Figure content listings:
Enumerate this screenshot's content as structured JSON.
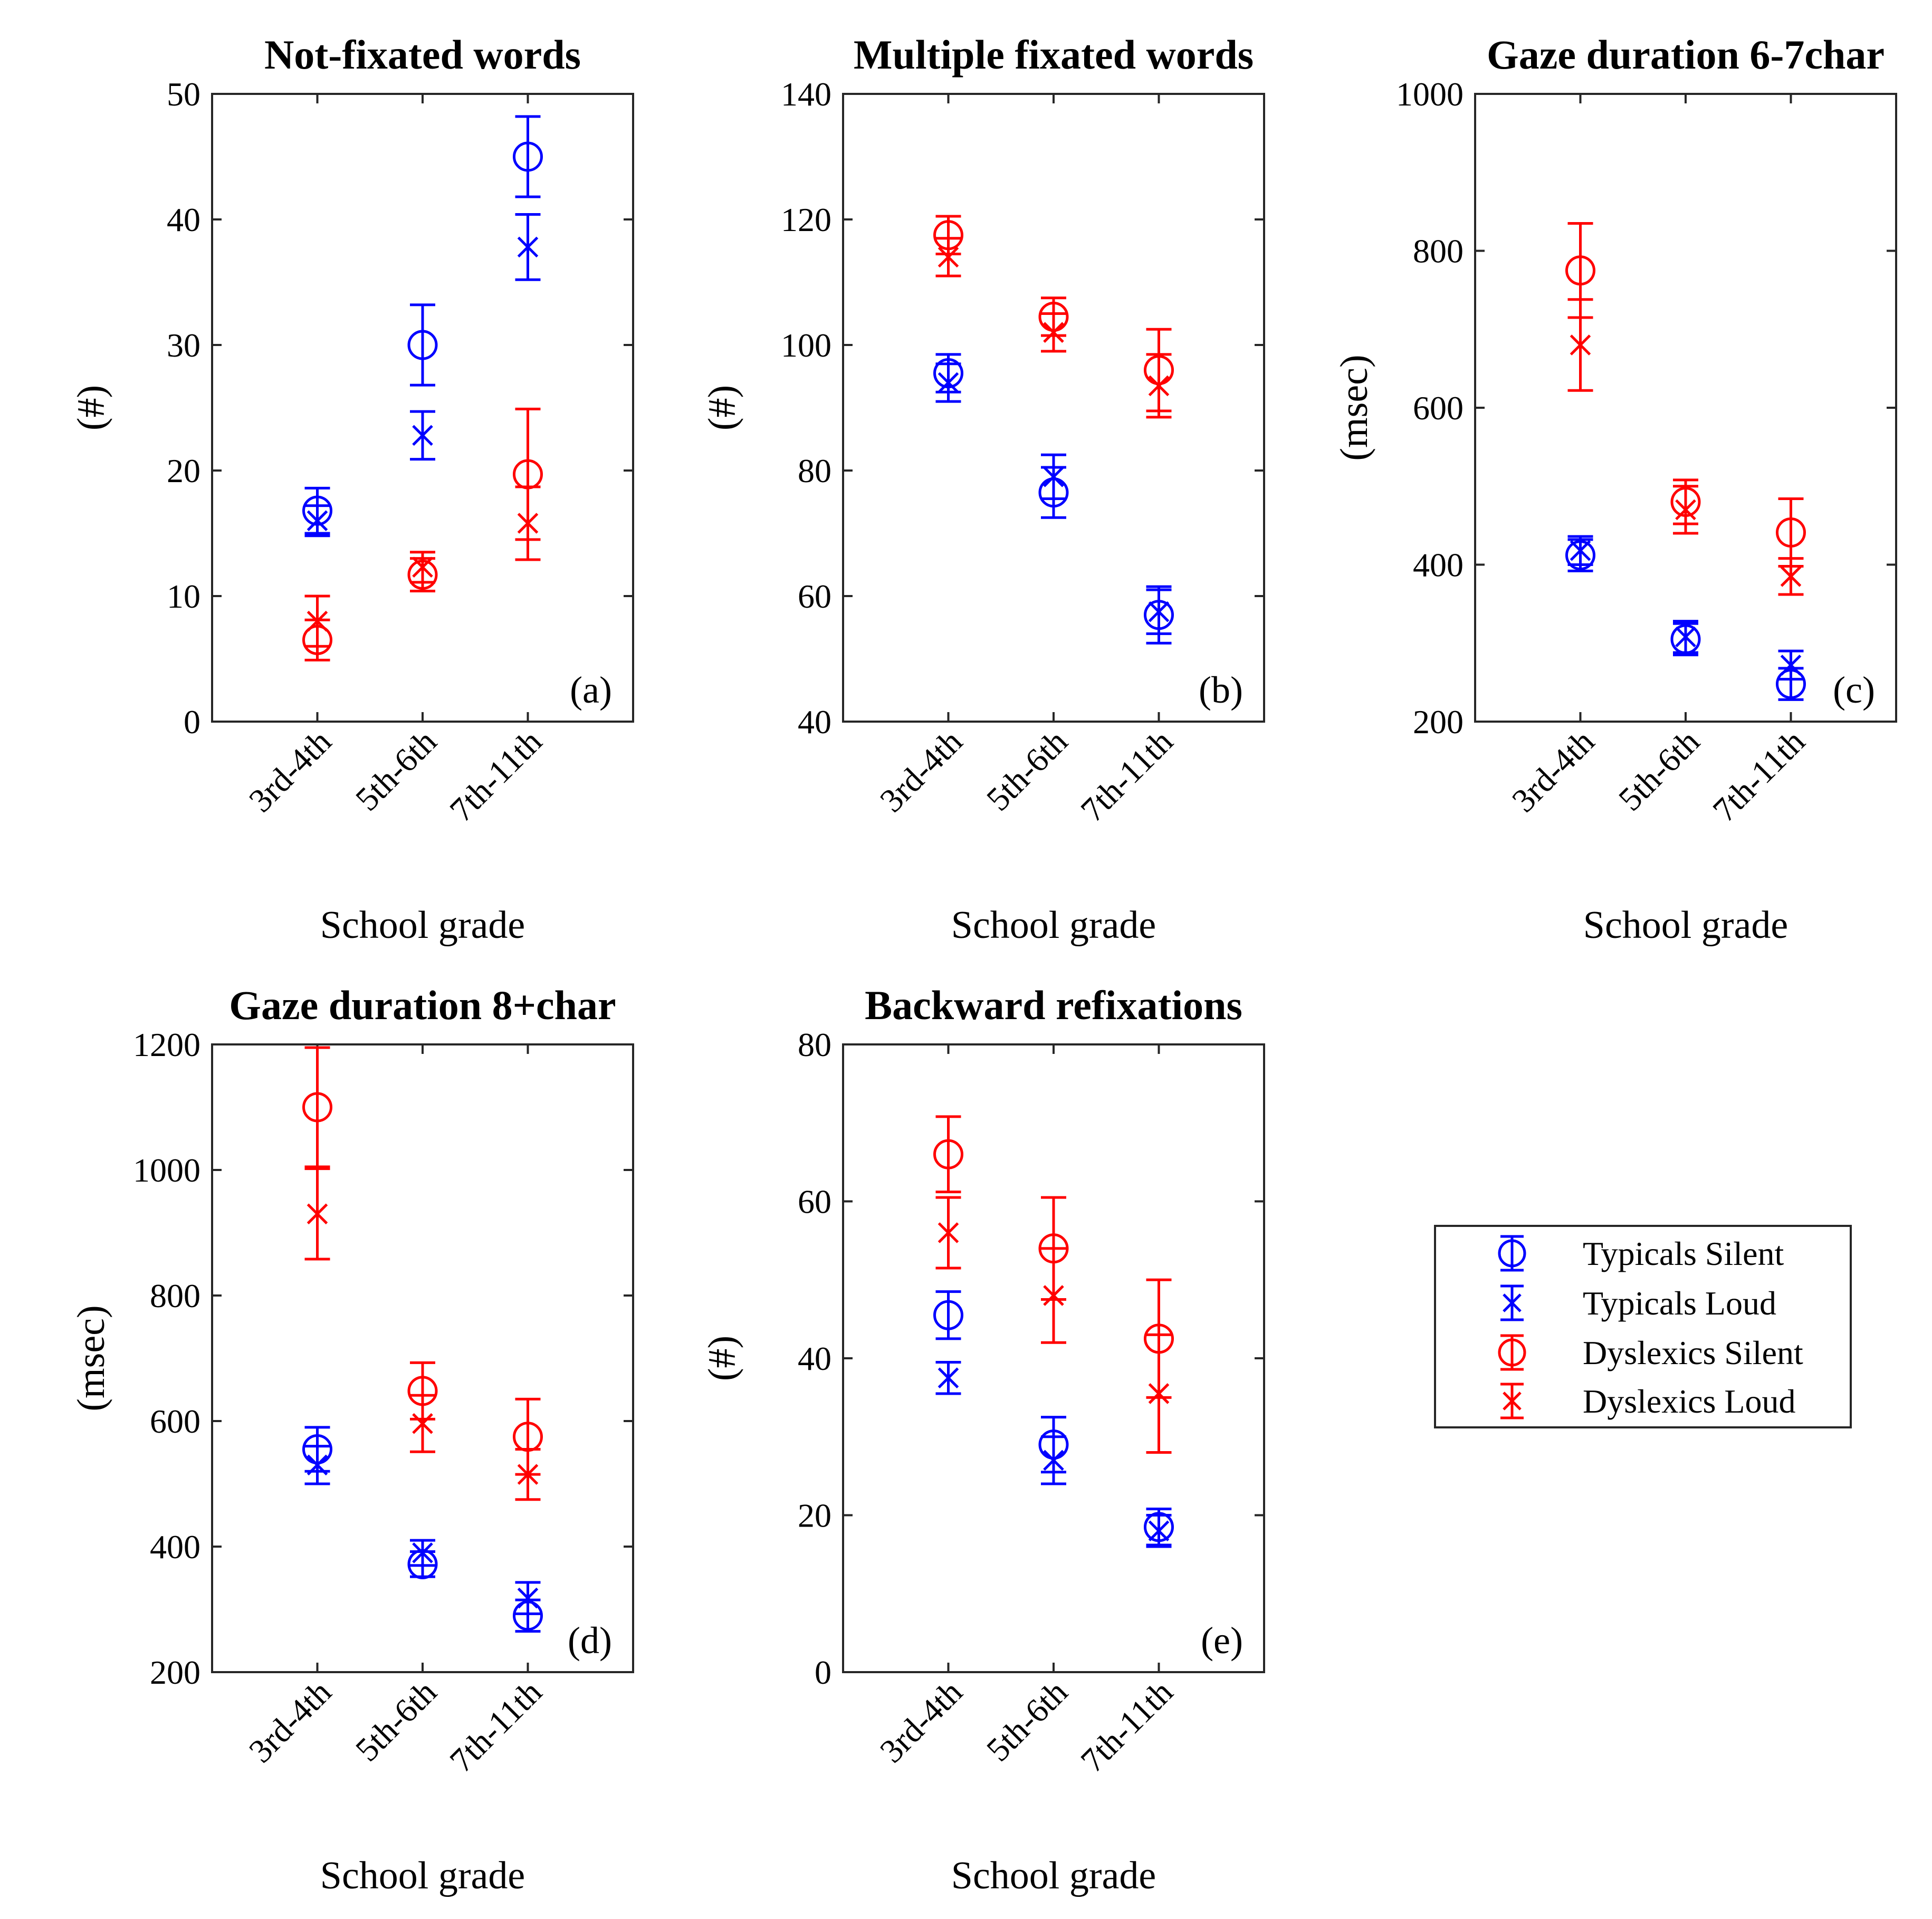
{
  "chart_data": [
    {
      "id": "a",
      "type": "scatter",
      "title": "Not-fixated words",
      "xlabel": "School grade",
      "ylabel": "(#)",
      "panel_label": "(a)",
      "categories": [
        "3rd-4th",
        "5th-6th",
        "7th-11th"
      ],
      "ylim": [
        0,
        50
      ],
      "yticks": [
        0,
        10,
        20,
        30,
        40,
        50
      ],
      "series": [
        {
          "name": "Typicals Silent",
          "color": "#0000ff",
          "marker": "circle",
          "values": [
            16.8,
            30,
            45
          ],
          "err": [
            1.8,
            3.2,
            3.2
          ]
        },
        {
          "name": "Typicals Loud",
          "color": "#0000ff",
          "marker": "x",
          "values": [
            16,
            22.8,
            37.8
          ],
          "err": [
            1.2,
            1.9,
            2.6
          ]
        },
        {
          "name": "Dyslexics Silent",
          "color": "#ff0000",
          "marker": "circle",
          "values": [
            6.5,
            11.7,
            19.7
          ],
          "err": [
            1.6,
            1.3,
            5.2
          ]
        },
        {
          "name": "Dyslexics Loud",
          "color": "#ff0000",
          "marker": "x",
          "values": [
            8,
            12.3,
            15.8
          ],
          "err": [
            2,
            1.2,
            2.9
          ]
        }
      ]
    },
    {
      "id": "b",
      "type": "scatter",
      "title": "Multiple fixated words",
      "xlabel": "School grade",
      "ylabel": "(#)",
      "panel_label": "(b)",
      "categories": [
        "3rd-4th",
        "5th-6th",
        "7th-11th"
      ],
      "ylim": [
        40,
        140
      ],
      "yticks": [
        40,
        60,
        80,
        100,
        120,
        140
      ],
      "series": [
        {
          "name": "Typicals Silent",
          "color": "#0000ff",
          "marker": "circle",
          "values": [
            95.5,
            76.5,
            57
          ],
          "err": [
            3,
            4,
            4.5
          ]
        },
        {
          "name": "Typicals Loud",
          "color": "#0000ff",
          "marker": "x",
          "values": [
            94,
            79,
            57.5
          ],
          "err": [
            3,
            3.5,
            3.5
          ]
        },
        {
          "name": "Dyslexics Silent",
          "color": "#ff0000",
          "marker": "circle",
          "values": [
            117.5,
            104.5,
            96
          ],
          "err": [
            3,
            3,
            6.5
          ]
        },
        {
          "name": "Dyslexics Loud",
          "color": "#ff0000",
          "marker": "x",
          "values": [
            114,
            102,
            93.5
          ],
          "err": [
            3,
            3,
            5
          ]
        }
      ]
    },
    {
      "id": "c",
      "type": "scatter",
      "title": "Gaze duration 6-7char",
      "xlabel": "School grade",
      "ylabel": "(msec)",
      "panel_label": "(c)",
      "categories": [
        "3rd-4th",
        "5th-6th",
        "7th-11th"
      ],
      "ylim": [
        200,
        1000
      ],
      "yticks": [
        200,
        400,
        600,
        800,
        1000
      ],
      "series": [
        {
          "name": "Typicals Silent",
          "color": "#0000ff",
          "marker": "circle",
          "values": [
            412,
            305,
            248
          ],
          "err": [
            20,
            20,
            20
          ]
        },
        {
          "name": "Typicals Loud",
          "color": "#0000ff",
          "marker": "x",
          "values": [
            418,
            308,
            272
          ],
          "err": [
            18,
            20,
            18
          ]
        },
        {
          "name": "Dyslexics Silent",
          "color": "#ff0000",
          "marker": "circle",
          "values": [
            775,
            480,
            441
          ],
          "err": [
            60,
            28,
            43
          ]
        },
        {
          "name": "Dyslexics Loud",
          "color": "#ff0000",
          "marker": "x",
          "values": [
            680,
            470,
            385
          ],
          "err": [
            58,
            30,
            23
          ]
        }
      ]
    },
    {
      "id": "d",
      "type": "scatter",
      "title": "Gaze duration 8+char",
      "xlabel": "School grade",
      "ylabel": "(msec)",
      "panel_label": "(d)",
      "categories": [
        "3rd-4th",
        "5th-6th",
        "7th-11th"
      ],
      "ylim": [
        200,
        1200
      ],
      "yticks": [
        200,
        400,
        600,
        800,
        1000,
        1200
      ],
      "series": [
        {
          "name": "Typicals Silent",
          "color": "#0000ff",
          "marker": "circle",
          "values": [
            555,
            372,
            290
          ],
          "err": [
            35,
            20,
            25
          ]
        },
        {
          "name": "Typicals Loud",
          "color": "#0000ff",
          "marker": "x",
          "values": [
            530,
            390,
            318
          ],
          "err": [
            30,
            20,
            25
          ]
        },
        {
          "name": "Dyslexics Silent",
          "color": "#ff0000",
          "marker": "circle",
          "values": [
            1100,
            648,
            575
          ],
          "err": [
            95,
            45,
            60
          ]
        },
        {
          "name": "Dyslexics Loud",
          "color": "#ff0000",
          "marker": "x",
          "values": [
            930,
            596,
            515
          ],
          "err": [
            72,
            45,
            40
          ]
        }
      ]
    },
    {
      "id": "e",
      "type": "scatter",
      "title": "Backward refixations",
      "xlabel": "School grade",
      "ylabel": "(#)",
      "panel_label": "(e)",
      "categories": [
        "3rd-4th",
        "5th-6th",
        "7th-11th"
      ],
      "ylim": [
        0,
        80
      ],
      "yticks": [
        0,
        20,
        40,
        60,
        80
      ],
      "series": [
        {
          "name": "Typicals Silent",
          "color": "#0000ff",
          "marker": "circle",
          "values": [
            45.5,
            29,
            18.5
          ],
          "err": [
            3,
            3.5,
            2.3
          ]
        },
        {
          "name": "Typicals Loud",
          "color": "#0000ff",
          "marker": "x",
          "values": [
            37.5,
            27,
            18
          ],
          "err": [
            2,
            3,
            2
          ]
        },
        {
          "name": "Dyslexics Silent",
          "color": "#ff0000",
          "marker": "circle",
          "values": [
            66,
            54,
            42.5
          ],
          "err": [
            4.8,
            6.5,
            7.5
          ]
        },
        {
          "name": "Dyslexics Loud",
          "color": "#ff0000",
          "marker": "x",
          "values": [
            56,
            48,
            35.5
          ],
          "err": [
            4.5,
            6,
            7.5
          ]
        }
      ]
    }
  ],
  "legend": {
    "entries": [
      {
        "label": "Typicals Silent",
        "color": "#0000ff",
        "marker": "circle"
      },
      {
        "label": "Typicals Loud",
        "color": "#0000ff",
        "marker": "x"
      },
      {
        "label": "Dyslexics Silent",
        "color": "#ff0000",
        "marker": "circle"
      },
      {
        "label": "Dyslexics Loud",
        "color": "#ff0000",
        "marker": "x"
      }
    ]
  }
}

§ Set problem
Which lines contain "words"? Show each of them.

§ Answer to this exercise
      "title": "Not-fixated words",
      "title": "Multiple fixated words",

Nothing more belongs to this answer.